> _What is asked_: The records should be written out in full, with nothing altered.

::: Material supplied :::

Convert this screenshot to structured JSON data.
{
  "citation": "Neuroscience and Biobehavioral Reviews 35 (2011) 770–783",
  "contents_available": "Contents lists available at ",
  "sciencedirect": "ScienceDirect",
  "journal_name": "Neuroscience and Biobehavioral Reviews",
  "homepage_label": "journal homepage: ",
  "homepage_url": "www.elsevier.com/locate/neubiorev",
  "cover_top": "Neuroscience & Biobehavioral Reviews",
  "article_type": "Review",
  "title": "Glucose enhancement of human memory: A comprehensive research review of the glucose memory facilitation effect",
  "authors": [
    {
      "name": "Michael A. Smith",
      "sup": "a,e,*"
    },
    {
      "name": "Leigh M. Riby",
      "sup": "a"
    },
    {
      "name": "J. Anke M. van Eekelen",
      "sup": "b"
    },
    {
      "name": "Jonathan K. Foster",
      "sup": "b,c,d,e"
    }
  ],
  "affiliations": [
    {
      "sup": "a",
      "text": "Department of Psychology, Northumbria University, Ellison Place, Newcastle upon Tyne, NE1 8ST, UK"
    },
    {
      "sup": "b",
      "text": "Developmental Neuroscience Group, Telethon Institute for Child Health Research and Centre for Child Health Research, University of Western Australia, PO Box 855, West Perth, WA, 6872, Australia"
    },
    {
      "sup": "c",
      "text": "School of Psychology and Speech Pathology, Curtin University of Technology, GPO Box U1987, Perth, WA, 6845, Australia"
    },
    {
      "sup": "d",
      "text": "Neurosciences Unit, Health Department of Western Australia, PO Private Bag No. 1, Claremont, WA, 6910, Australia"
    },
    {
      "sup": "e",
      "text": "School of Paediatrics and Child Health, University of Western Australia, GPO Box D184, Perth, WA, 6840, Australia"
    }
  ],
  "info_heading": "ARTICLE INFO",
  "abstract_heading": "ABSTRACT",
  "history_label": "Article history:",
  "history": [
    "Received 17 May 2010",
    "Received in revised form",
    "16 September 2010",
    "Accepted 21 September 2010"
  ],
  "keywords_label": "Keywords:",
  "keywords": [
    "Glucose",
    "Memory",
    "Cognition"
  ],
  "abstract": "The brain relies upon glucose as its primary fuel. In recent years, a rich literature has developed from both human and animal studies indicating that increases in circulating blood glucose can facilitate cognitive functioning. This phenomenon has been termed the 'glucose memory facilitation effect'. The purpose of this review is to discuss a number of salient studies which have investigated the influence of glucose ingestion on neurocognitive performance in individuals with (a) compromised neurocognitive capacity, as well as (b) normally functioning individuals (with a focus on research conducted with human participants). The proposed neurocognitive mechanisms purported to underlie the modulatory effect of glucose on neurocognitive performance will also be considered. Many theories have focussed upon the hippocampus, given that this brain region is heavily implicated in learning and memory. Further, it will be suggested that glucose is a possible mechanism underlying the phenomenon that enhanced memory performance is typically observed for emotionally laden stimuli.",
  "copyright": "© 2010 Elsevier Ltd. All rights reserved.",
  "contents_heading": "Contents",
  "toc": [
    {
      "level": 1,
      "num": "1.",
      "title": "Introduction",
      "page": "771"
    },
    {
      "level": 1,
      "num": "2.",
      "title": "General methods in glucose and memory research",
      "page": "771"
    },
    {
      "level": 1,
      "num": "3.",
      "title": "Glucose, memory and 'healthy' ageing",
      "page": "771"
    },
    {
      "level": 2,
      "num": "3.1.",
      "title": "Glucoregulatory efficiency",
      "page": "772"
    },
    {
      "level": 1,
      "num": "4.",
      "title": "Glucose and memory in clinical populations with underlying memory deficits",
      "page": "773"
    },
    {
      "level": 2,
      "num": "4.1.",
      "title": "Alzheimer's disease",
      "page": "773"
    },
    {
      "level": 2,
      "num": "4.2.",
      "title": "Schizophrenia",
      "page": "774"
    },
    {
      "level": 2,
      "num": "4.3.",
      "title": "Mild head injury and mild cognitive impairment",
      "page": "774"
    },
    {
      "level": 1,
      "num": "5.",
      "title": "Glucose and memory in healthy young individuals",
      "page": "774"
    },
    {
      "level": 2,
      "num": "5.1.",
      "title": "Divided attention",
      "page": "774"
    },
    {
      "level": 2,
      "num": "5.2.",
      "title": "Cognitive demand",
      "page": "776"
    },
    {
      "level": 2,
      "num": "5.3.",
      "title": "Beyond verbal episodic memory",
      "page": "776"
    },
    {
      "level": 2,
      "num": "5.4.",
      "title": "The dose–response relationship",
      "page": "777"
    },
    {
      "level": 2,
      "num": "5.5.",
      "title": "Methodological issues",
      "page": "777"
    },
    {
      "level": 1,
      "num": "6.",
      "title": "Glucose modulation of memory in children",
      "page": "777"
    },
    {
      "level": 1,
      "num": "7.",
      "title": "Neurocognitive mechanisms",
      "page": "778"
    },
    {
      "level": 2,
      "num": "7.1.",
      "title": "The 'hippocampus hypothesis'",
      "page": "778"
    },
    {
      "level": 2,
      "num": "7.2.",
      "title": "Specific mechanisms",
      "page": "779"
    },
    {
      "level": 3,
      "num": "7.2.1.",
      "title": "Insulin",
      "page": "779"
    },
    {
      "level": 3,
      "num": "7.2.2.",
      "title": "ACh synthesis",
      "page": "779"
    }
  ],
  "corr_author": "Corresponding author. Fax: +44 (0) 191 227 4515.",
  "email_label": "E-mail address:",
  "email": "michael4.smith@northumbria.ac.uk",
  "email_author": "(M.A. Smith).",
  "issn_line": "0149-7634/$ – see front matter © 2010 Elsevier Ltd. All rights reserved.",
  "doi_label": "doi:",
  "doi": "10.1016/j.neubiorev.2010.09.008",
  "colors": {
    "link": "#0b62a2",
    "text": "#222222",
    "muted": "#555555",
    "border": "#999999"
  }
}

:::

> _Result below_:
Convert this screenshot to structured JSON data.
{
  "citation": "Neuroscience and Biobehavioral Reviews 35 (2011) 770–783",
  "contents_available": "Contents lists available at ",
  "sciencedirect": "ScienceDirect",
  "journal_name": "Neuroscience and Biobehavioral Reviews",
  "homepage_label": "journal homepage: ",
  "homepage_url": "www.elsevier.com/locate/neubiorev",
  "cover_top": "Neuroscience & Biobehavioral Reviews",
  "article_type": "Review",
  "title": "Glucose enhancement of human memory: A comprehensive research review of the glucose memory facilitation effect",
  "authors": [
    {
      "name": "Michael A. Smith",
      "sup": "a,e,*"
    },
    {
      "name": "Leigh M. Riby",
      "sup": "a"
    },
    {
      "name": "J. Anke M. van Eekelen",
      "sup": "b"
    },
    {
      "name": "Jonathan K. Foster",
      "sup": "b,c,d,e"
    }
  ],
  "affiliations": [
    {
      "sup": "a",
      "text": "Department of Psychology, Northumbria University, Ellison Place, Newcastle upon Tyne, NE1 8ST, UK"
    },
    {
      "sup": "b",
      "text": "Developmental Neuroscience Group, Telethon Institute for Child Health Research and Centre for Child Health Research, University of Western Australia, PO Box 855, West Perth, WA, 6872, Australia"
    },
    {
      "sup": "c",
      "text": "School of Psychology and Speech Pathology, Curtin University of Technology, GPO Box U1987, Perth, WA, 6845, Australia"
    },
    {
      "sup": "d",
      "text": "Neurosciences Unit, Health Department of Western Australia, PO Private Bag No. 1, Claremont, WA, 6910, Australia"
    },
    {
      "sup": "e",
      "text": "School of Paediatrics and Child Health, University of Western Australia, GPO Box D184, Perth, WA, 6840, Australia"
    }
  ],
  "info_heading": "ARTICLE INFO",
  "abstract_heading": "ABSTRACT",
  "history_label": "Article history:",
  "history": [
    "Received 17 May 2010",
    "Received in revised form",
    "16 September 2010",
    "Accepted 21 September 2010"
  ],
  "keywords_label": "Keywords:",
  "keywords": [
    "Glucose",
    "Memory",
    "Cognition"
  ],
  "abstract": "The brain relies upon glucose as its primary fuel. In recent years, a rich literature has developed from both human and animal studies indicating that increases in circulating blood glucose can facilitate cognitive functioning. This phenomenon has been termed the 'glucose memory facilitation effect'. The purpose of this review is to discuss a number of salient studies which have investigated the influence of glucose ingestion on neurocognitive performance in individuals with (a) compromised neurocognitive capacity, as well as (b) normally functioning individuals (with a focus on research conducted with human participants). The proposed neurocognitive mechanisms purported to underlie the modulatory effect of glucose on neurocognitive performance will also be considered. Many theories have focussed upon the hippocampus, given that this brain region is heavily implicated in learning and memory. Further, it will be suggested that glucose is a possible mechanism underlying the phenomenon that enhanced memory performance is typically observed for emotionally laden stimuli.",
  "copyright": "© 2010 Elsevier Ltd. All rights reserved.",
  "contents_heading": "Contents",
  "toc": [
    {
      "level": 1,
      "num": "1.",
      "title": "Introduction",
      "page": "771"
    },
    {
      "level": 1,
      "num": "2.",
      "title": "General methods in glucose and memory research",
      "page": "771"
    },
    {
      "level": 1,
      "num": "3.",
      "title": "Glucose, memory and 'healthy' ageing",
      "page": "771"
    },
    {
      "level": 2,
      "num": "3.1.",
      "title": "Glucoregulatory efficiency",
      "page": "772"
    },
    {
      "level": 1,
      "num": "4.",
      "title": "Glucose and memory in clinical populations with underlying memory deficits",
      "page": "773"
    },
    {
      "level": 2,
      "num": "4.1.",
      "title": "Alzheimer's disease",
      "page": "773"
    },
    {
      "level": 2,
      "num": "4.2.",
      "title": "Schizophrenia",
      "page": "774"
    },
    {
      "level": 2,
      "num": "4.3.",
      "title": "Mild head injury and mild cognitive impairment",
      "page": "774"
    },
    {
      "level": 1,
      "num": "5.",
      "title": "Glucose and memory in healthy young individuals",
      "page": "774"
    },
    {
      "level": 2,
      "num": "5.1.",
      "title": "Divided attention",
      "page": "774"
    },
    {
      "level": 2,
      "num": "5.2.",
      "title": "Cognitive demand",
      "page": "776"
    },
    {
      "level": 2,
      "num": "5.3.",
      "title": "Beyond verbal episodic memory",
      "page": "776"
    },
    {
      "level": 2,
      "num": "5.4.",
      "title": "The dose–response relationship",
      "page": "777"
    },
    {
      "level": 2,
      "num": "5.5.",
      "title": "Methodological issues",
      "page": "777"
    },
    {
      "level": 1,
      "num": "6.",
      "title": "Glucose modulation of memory in children",
      "page": "777"
    },
    {
      "level": 1,
      "num": "7.",
      "title": "Neurocognitive mechanisms",
      "page": "778"
    },
    {
      "level": 2,
      "num": "7.1.",
      "title": "The 'hippocampus hypothesis'",
      "page": "778"
    },
    {
      "level": 2,
      "num": "7.2.",
      "title": "Specific mechanisms",
      "page": "779"
    },
    {
      "level": 3,
      "num": "7.2.1.",
      "title": "Insulin",
      "page": "779"
    },
    {
      "level": 3,
      "num": "7.2.2.",
      "title": "ACh synthesis",
      "page": "779"
    }
  ],
  "corr_author": "Corresponding author. Fax: +44 (0) 191 227 4515.",
  "email_label": "E-mail address:",
  "email": "michael4.smith@northumbria.ac.uk",
  "email_author": "(M.A. Smith).",
  "issn_line": "0149-7634/$ – see front matter © 2010 Elsevier Ltd. All rights reserved.",
  "doi_label": "doi:",
  "doi": "10.1016/j.neubiorev.2010.09.008",
  "colors": {
    "link": "#0b62a2",
    "text": "#222222",
    "muted": "#555555",
    "border": "#999999"
  }
}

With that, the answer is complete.